# Oto



## Dreamer (Mar 15, 2013)

Could someone have eaten my oto over night? I haven't seen him yet today  
No one has been acting aggressive towards him...


Sent from Petguide.com Free App


----------



## emc7 (Jul 23, 2005)

Otos are narrow, they fit into the mouths of fish you wouldn't expect, also teeny holes in lids and into tiny hiding places like the forks of plants. So look around for fat fish, crispy critters, and live fish hiding out. And if they die, the spines will fit through the slits in most filter intakes after the other fish pick the bones clean. My mother dubbed two otos Waldo and Wanda and she looks for them whenever she sees the tank.


----------



## Dreamer (Mar 15, 2013)

I still haven't seen him yet  I think someone ate him which makes me super sad! Because that means I shouldn't get another one (I planned to have two) Thanks for the reply though!! 


Sent from Petguide.com Free App


----------



## Dreamer (Mar 15, 2013)

Unless he's hiding in the pots for my plants


Sent from Petguide.com Free App


----------



## emc7 (Jul 23, 2005)

If its alive, it will come out for food eventually. Remember the mouth size rule. If it fits, its lunch.


----------



## Dreamer (Mar 15, 2013)

No one seems big enough to eat him :/


Sent from Petguide.com Free App


----------



## TankdreamerJim (Sep 25, 2012)

what kind of other fish do you have?


----------



## Dreamer (Mar 15, 2013)

I just found him! Poor guy was stuck in a plant that never should have stayed in there in the first place  hopefully I noticed him in time! (thank goodness I randomly decided that plant needed to be taken out tonight!) now I can't tell if he's stuck bent or just in an awkward position... I'll keep a close eye on the poor guy 


Sent from Petguide.com Free App


----------



## Dreamer (Mar 15, 2013)

He's doing very well now! Active and always busy!! No more dangerous plants for the newbie EVER!! 


Sent from Petguide.com Free App


----------



## TankdreamerJim (Sep 25, 2012)

What kind of plant did he get stuck in so we don't end up with the same problem one day.


----------



## Dreamer (Mar 15, 2013)

He got stuck in this one, it's got a bunch of small crevices and is kinda stiff and really full. I guess he wriggled in a got trapped
Sorry I forgot to specify that the plant was fake so most of you won't ever have that problem! Still a good thing to be aware of though 

Sent from Petguide.com Free App


----------



## emc7 (Jul 23, 2005)

I don't know what that it is. But agree separation is in order as tiger barb will often pick a sick fish to death.


----------



## Dreamer (Mar 15, 2013)

emc7 said:


> I don't know what that it is. But agree separation is in order as tiger barb will often pick a sick fish to death.


???


Sent from Petguide.com Free App


----------



## emc7 (Jul 23, 2005)

oops wrong thread. Should have gone to the chewed tiger barb.


----------



## TankdreamerJim (Sep 25, 2012)

I have fake and real plants but never had a fish get stuck before and Ottos are a fish I plan to have in the future. I do not have any plants like that though, if I see any I will avoid them. Thanks and I'm glad you found him and he's doing fine.


----------



## Dreamer (Mar 15, 2013)

So do I, now all my face ones are silk except one. He's plump And active now!!! Thank goodness!!!! Good luck with your otos!!


Sent from Petguide.com Free App


----------

(Stored entries)
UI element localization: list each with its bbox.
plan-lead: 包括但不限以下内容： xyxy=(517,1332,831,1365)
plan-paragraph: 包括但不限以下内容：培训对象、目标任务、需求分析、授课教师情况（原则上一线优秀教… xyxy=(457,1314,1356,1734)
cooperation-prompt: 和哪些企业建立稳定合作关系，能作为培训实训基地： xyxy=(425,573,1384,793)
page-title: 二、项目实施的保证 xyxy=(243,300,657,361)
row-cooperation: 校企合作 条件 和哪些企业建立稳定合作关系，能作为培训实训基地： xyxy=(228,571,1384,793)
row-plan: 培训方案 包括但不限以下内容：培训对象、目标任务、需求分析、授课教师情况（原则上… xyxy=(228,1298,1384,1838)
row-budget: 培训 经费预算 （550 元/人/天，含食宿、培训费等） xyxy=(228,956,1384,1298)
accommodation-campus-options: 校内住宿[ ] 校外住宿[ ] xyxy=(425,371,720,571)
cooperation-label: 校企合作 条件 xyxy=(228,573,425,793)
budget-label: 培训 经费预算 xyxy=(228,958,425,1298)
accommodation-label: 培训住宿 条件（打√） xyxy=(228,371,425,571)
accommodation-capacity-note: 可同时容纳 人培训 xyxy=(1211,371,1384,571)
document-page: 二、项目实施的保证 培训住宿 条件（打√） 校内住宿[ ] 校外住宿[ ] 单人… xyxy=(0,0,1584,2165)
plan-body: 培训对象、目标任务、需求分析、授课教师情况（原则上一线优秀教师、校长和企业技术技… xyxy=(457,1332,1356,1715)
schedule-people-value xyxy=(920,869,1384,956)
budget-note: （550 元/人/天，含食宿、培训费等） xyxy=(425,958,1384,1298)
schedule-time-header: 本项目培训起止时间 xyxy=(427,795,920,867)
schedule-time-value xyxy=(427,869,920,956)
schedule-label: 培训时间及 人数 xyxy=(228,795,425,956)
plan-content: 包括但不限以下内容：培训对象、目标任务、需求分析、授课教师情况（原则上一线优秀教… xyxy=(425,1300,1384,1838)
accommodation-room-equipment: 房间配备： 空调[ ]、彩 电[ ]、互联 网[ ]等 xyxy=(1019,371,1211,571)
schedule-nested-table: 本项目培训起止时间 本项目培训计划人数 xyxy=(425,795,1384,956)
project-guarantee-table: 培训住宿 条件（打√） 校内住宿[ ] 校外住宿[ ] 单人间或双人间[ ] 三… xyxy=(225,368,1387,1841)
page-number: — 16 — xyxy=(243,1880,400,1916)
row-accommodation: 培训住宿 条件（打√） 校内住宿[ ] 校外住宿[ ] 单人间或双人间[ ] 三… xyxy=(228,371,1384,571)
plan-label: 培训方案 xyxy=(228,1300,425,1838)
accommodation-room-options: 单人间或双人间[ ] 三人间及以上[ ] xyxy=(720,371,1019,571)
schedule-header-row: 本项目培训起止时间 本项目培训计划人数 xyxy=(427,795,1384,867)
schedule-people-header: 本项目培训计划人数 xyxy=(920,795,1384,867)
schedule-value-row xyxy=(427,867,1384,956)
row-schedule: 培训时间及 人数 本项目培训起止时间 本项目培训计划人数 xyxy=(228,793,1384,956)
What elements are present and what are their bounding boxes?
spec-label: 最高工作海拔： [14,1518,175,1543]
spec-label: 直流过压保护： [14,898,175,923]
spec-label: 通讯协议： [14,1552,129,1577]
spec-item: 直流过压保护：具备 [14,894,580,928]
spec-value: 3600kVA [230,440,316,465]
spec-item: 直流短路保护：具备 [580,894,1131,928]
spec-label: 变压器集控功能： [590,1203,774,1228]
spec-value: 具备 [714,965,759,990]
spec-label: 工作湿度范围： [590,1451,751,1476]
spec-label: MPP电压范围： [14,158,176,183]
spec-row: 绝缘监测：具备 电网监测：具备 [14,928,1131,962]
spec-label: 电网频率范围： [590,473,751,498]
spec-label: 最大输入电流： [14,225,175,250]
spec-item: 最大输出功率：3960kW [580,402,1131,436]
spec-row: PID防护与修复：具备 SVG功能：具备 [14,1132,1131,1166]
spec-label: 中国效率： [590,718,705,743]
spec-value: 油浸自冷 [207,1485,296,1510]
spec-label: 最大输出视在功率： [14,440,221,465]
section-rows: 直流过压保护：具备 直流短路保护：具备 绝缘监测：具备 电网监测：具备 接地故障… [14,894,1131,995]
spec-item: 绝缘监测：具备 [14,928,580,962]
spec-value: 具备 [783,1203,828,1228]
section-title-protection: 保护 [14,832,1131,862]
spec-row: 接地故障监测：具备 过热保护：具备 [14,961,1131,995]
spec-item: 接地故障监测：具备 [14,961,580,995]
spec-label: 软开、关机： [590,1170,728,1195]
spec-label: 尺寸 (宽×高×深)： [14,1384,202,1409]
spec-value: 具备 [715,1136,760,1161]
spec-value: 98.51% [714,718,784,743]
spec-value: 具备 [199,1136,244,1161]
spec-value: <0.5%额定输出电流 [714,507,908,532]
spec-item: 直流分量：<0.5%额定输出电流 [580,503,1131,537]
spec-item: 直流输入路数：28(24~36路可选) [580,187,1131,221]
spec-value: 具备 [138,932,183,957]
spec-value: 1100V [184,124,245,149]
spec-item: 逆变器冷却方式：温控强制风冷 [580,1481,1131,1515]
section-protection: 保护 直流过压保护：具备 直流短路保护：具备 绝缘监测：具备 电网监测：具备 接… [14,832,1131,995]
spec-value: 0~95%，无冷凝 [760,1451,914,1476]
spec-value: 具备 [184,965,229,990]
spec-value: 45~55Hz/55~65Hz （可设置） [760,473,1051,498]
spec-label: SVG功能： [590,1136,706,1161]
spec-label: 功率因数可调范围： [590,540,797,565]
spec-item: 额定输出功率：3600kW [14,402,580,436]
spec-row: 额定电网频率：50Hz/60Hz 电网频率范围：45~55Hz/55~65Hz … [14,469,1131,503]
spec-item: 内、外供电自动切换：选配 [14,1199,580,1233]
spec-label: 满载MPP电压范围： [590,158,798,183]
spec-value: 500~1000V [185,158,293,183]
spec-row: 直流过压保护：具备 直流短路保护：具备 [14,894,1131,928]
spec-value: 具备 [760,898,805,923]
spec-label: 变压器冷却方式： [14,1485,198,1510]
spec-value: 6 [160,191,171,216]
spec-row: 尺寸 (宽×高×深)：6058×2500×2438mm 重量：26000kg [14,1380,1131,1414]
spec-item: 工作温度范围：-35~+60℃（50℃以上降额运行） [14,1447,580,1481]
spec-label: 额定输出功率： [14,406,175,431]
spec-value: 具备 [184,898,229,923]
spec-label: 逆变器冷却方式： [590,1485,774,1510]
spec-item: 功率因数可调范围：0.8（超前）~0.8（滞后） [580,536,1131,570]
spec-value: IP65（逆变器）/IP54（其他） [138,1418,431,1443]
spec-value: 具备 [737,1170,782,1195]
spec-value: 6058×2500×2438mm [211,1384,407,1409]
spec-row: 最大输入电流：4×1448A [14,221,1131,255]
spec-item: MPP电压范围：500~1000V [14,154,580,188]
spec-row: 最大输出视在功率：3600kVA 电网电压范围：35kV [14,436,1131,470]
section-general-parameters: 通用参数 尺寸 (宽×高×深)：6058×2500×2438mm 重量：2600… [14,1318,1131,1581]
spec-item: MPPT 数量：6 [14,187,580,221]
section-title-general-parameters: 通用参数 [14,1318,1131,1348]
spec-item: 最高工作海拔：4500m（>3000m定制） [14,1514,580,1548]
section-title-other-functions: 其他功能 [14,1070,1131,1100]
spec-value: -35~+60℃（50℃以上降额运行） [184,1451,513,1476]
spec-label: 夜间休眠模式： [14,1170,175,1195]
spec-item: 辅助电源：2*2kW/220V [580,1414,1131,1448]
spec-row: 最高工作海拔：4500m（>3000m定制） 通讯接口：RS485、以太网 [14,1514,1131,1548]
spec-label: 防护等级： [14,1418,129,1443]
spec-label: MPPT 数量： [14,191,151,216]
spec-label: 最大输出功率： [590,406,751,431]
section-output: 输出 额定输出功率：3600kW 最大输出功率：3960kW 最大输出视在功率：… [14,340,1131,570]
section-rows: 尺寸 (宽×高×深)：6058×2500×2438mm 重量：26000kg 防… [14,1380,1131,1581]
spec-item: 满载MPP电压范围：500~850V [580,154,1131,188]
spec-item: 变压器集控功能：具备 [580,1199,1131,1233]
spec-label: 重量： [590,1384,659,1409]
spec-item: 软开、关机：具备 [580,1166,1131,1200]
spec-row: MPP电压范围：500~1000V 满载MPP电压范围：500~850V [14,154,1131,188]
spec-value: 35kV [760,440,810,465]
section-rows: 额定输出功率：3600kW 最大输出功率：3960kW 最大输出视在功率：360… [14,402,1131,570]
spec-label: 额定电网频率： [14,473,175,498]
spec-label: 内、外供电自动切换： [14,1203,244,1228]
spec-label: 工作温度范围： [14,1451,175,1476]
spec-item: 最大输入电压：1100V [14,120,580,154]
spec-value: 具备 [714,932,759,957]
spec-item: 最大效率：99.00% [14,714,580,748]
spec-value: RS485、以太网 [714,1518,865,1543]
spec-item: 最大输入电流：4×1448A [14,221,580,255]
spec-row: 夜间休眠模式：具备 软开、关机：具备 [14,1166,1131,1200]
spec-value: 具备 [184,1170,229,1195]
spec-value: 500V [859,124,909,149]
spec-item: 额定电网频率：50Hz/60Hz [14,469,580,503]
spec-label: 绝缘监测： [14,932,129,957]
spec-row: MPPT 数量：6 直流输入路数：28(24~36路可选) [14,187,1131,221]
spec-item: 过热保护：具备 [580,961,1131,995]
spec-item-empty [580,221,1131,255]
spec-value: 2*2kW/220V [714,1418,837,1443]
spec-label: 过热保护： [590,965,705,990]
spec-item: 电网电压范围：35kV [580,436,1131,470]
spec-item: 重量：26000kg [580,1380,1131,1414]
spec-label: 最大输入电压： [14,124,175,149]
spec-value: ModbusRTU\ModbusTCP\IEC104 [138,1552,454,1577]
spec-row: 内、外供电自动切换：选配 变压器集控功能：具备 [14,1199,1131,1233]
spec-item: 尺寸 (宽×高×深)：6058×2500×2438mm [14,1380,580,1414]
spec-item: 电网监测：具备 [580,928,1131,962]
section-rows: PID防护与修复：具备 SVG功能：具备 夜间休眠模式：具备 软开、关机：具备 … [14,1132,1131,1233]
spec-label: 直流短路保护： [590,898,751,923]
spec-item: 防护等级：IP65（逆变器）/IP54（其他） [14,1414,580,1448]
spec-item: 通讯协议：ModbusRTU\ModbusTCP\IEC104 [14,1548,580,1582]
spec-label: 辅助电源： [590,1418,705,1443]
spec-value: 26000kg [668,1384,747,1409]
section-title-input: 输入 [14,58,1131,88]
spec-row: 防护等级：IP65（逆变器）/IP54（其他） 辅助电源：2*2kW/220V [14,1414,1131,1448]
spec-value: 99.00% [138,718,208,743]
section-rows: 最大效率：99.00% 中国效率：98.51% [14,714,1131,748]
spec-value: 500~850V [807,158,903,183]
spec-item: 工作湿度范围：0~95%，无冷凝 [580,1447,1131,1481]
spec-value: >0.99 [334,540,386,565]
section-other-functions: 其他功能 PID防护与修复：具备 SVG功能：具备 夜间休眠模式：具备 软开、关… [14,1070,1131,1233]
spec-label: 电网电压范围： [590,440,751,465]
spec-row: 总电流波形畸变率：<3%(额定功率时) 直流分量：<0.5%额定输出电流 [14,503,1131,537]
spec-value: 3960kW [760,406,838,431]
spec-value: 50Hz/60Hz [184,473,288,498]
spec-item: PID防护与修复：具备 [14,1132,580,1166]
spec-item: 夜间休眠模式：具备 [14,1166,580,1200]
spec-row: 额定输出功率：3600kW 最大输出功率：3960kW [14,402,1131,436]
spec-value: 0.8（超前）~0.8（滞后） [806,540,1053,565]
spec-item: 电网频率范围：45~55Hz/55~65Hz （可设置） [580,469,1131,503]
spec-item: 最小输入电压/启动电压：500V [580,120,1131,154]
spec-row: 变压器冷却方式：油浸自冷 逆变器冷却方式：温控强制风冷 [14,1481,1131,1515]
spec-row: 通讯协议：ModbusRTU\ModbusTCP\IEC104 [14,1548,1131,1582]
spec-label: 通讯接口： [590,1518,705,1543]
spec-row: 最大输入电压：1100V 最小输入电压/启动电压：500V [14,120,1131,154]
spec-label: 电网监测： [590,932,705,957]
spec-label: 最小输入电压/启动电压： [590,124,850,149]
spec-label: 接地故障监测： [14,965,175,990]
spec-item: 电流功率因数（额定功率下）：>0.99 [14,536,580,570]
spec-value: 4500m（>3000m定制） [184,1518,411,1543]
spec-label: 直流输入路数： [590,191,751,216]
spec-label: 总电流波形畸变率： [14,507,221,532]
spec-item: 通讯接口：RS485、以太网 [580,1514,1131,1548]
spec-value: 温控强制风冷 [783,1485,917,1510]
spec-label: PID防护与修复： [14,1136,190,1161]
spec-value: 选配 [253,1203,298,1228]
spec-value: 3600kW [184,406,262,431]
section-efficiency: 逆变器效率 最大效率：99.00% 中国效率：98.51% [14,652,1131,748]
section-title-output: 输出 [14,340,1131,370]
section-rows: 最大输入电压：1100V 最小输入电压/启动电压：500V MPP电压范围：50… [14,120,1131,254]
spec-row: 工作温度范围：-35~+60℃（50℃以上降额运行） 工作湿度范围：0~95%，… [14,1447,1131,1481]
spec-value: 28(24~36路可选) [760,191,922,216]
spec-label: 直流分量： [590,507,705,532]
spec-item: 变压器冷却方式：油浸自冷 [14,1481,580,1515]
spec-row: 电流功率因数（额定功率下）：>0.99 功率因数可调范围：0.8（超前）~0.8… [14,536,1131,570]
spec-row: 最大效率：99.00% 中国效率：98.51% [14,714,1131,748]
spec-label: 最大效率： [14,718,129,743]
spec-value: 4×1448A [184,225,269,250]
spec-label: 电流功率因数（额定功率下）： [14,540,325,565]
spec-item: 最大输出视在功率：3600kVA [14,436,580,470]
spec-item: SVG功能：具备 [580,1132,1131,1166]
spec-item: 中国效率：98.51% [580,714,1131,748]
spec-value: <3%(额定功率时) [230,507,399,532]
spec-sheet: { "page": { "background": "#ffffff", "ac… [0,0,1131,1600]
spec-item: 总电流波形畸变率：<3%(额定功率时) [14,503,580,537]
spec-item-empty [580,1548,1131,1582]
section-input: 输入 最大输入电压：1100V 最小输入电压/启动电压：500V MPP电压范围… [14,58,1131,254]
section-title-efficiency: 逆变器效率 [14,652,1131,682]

## Problems
**1.** Using the oto thread, rewrite the paragraph that begins "Otos are narrow, they fit into the mouths" as a short list that keeps its main facts.
**2.** Answer these questions from the oto thread. Write each answer on its own line, marked with the same letter.
(a) What names did emc7's mother give to two otos?
(b) How did Dreamer describe the plant the oto was stuck in?
(c) According to emc7, which thread was the remark about the tiger barb meant for?
**3.** Reproduce the passage of the oto thread that starts with "Unless he's hiding" and goes on through "fits, its lunch.".

## Task-by-task answers
**1.**
- Otos are narrow, so they can fit into the mouths of unexpected fish, tiny holes in lids, and small hiding places such as the forks of plants.
- To find a missing one, look for fat fish, dead dried-up fish, and live fish in hiding.
- If an oto dies, other fish may pick the bones clean, and the spine can then pass through the slits in most filter intakes.
- The poster's mother named two otos Waldo and Wanda and looks for them whenever she sees the tank.

**2.**
(a) Waldo and Wanda.
(b) It had many small crevices and was rather stiff and very full, and it was a fake plant.
(c) The thread about the chewed tiger barb.

**3.**
Unless he's hiding in the pots for my plants


Sent from Petguide.com Free App


----------



## emc7 (Jul 23, 2005)

If its alive, it will come out for food eventually. Remember the mouth size rule. If it fits, its lunch.